Texto fornecido ▸
===
Não se questiona mais a razoabilidade e viabilidade da reavaliação, a cada período de três anos (atendidos os demais critérios legais), do piso remuneratório, usualmente denominado “aluguel mínimo mensal”, em contratos de locação de espaços comerciais em empreendimentos sob o regime de shopping center.
Quanto à possibilidade de revisitar o percentual contratualmente fixado entre as partes para a apuração do aluguel mensal variável — critério que integra as regras de remuneração do shopping em contratos dessa natureza — calculado sobre uma determinada base geralmente relacionada ao desempenho das vendas e/ou serviços de uma atividade específica, merece destaque e deve ser avaliada com cautela.
Em geral, a adoção desse formato de remuneração e a fixação de um percentual sobre o faturamento ou receita do lojista não guardam correlação direta com o valor de mercado por metro quadrado do espaço físico locado. Pela sua própria essência, não é passível de comparação com a performance de outras unidades comerciais, mesmo localizadas no mesmo empreendimento, dado que cada empresa/lojista possui singularidades e particularidades próprias, dificultando igualdades ou semelhanças, mesmo em um determinado segmento.
Entretanto, devido aos diversos elementos necessários para caracterizar um empreendimento imobiliário sob o regime de shopping center, a fixação do percentual sobre o resultado positivo da exploração comercial não deve ser analisada isoladamente. Também não deve ser interpretada como imutável apenas pelo princípio contratual da força obrigatória dos contratos (pacta sunt servanda).
===
Entradas de dados coletadas ▸
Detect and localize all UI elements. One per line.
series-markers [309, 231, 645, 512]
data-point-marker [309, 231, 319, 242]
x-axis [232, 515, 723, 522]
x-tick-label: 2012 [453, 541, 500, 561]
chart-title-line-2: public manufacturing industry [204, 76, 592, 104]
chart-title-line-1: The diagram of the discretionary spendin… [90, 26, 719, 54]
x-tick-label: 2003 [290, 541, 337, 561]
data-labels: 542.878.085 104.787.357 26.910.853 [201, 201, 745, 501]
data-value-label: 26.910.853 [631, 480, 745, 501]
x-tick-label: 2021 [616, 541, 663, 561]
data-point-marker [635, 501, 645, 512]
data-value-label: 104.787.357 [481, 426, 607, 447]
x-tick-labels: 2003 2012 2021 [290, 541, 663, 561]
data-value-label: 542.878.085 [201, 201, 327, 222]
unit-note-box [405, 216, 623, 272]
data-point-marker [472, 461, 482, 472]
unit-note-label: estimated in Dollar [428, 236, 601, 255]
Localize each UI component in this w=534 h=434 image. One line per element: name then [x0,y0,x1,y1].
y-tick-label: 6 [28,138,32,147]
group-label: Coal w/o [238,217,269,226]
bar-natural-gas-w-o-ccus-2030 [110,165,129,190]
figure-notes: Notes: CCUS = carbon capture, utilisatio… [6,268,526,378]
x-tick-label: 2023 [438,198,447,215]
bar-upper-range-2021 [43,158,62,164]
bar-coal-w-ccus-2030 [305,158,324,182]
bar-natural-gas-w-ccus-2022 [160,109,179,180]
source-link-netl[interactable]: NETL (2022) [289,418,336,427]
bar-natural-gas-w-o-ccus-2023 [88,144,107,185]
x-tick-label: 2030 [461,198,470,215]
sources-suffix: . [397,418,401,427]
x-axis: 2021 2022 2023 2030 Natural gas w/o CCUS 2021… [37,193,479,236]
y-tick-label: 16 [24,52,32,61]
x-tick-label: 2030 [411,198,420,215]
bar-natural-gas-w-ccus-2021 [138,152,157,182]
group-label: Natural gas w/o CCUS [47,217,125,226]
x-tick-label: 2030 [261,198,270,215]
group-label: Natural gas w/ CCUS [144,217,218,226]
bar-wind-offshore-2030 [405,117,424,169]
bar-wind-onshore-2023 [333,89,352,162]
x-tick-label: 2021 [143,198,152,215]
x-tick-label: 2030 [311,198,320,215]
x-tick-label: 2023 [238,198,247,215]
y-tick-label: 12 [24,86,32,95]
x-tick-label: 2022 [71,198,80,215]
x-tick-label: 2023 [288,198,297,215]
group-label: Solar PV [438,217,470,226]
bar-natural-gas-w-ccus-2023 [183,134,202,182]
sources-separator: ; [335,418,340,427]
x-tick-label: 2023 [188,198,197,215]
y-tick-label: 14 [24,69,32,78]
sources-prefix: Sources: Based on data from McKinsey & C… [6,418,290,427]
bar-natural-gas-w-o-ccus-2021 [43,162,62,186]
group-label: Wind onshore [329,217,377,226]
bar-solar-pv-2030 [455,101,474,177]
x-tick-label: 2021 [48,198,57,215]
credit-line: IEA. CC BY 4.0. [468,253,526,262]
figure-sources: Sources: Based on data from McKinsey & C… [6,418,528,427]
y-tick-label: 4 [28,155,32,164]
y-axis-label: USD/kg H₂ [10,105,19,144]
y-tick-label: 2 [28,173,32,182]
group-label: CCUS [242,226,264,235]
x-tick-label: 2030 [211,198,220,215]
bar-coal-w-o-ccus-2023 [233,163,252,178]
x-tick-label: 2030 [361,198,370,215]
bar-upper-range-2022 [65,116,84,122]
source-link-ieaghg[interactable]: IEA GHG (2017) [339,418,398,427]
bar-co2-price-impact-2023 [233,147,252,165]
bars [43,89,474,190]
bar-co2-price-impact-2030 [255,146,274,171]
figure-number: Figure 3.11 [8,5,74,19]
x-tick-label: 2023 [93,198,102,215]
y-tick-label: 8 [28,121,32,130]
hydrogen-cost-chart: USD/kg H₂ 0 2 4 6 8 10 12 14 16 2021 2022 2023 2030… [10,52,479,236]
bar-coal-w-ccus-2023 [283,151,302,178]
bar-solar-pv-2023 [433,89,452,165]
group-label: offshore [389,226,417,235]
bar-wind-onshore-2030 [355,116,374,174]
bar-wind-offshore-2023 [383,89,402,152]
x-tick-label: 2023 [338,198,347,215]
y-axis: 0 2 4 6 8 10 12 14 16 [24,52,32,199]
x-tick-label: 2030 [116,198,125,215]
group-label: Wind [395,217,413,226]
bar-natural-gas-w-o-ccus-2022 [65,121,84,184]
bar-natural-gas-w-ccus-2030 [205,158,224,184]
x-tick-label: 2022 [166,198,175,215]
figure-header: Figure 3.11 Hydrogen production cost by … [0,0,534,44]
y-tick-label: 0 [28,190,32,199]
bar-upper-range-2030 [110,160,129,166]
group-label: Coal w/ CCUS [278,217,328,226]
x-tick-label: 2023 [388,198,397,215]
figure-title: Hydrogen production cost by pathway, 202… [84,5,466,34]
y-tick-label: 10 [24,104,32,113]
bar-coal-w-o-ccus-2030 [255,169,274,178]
===
Lista de tarefas ▸
- a) Responda com base no texto sobre aluguel em shopping center:
(i) A cada quantos anos o aluguel mínimo mensal pode ser reavaliado?
(ii) Com o que a fixação de um percentual sobre o faturamento do lojista não guarda correlação direta?
(iii) Qual princípio, sozinho, não basta para tornar imutável o percentual fixado?
- b) Segundo o texto sobre aluguel em shopping center, por que o percentual sobre o faturamento não pode ser comparado com o desempenho de outras unidades comerciais? Explique em até três frases.
- c) Por favor, repita o trecho do texto sobre aluguel em shopping center que vai de "Em geral, a" até "um determinado segmento.", incluindo essas palavras.

Respostas abaixo ▸
- a)
(i) A cada período de três anos.
(ii) Com o valor de mercado por metro quadrado do espaço físico locado.
(iii) O princípio da força obrigatória dos contratos (pacta sunt servanda).

- b) A comparação não é possível porque cada empresa ou lojista tem singularidades e particularidades próprias. Isso dificulta igualdades ou semelhanças, mesmo entre unidades do mesmo empreendimento ou de um mesmo segmento.

- c)
Em geral, a adoção desse formato de remuneração e a fixação de um percentual sobre o faturamento ou receita do lojista não guardam correlação direta com o valor de mercado por metro quadrado do espaço físico locado. Pela sua própria essência, não é passível de comparação com a performance de outras unidades comerciais, mesmo localizadas no mesmo empreendimento, dado que cada empresa/lojista possui singularidades e particularidades próprias, dificultando igualdades ou semelhanças, mesmo em um determinado segmento.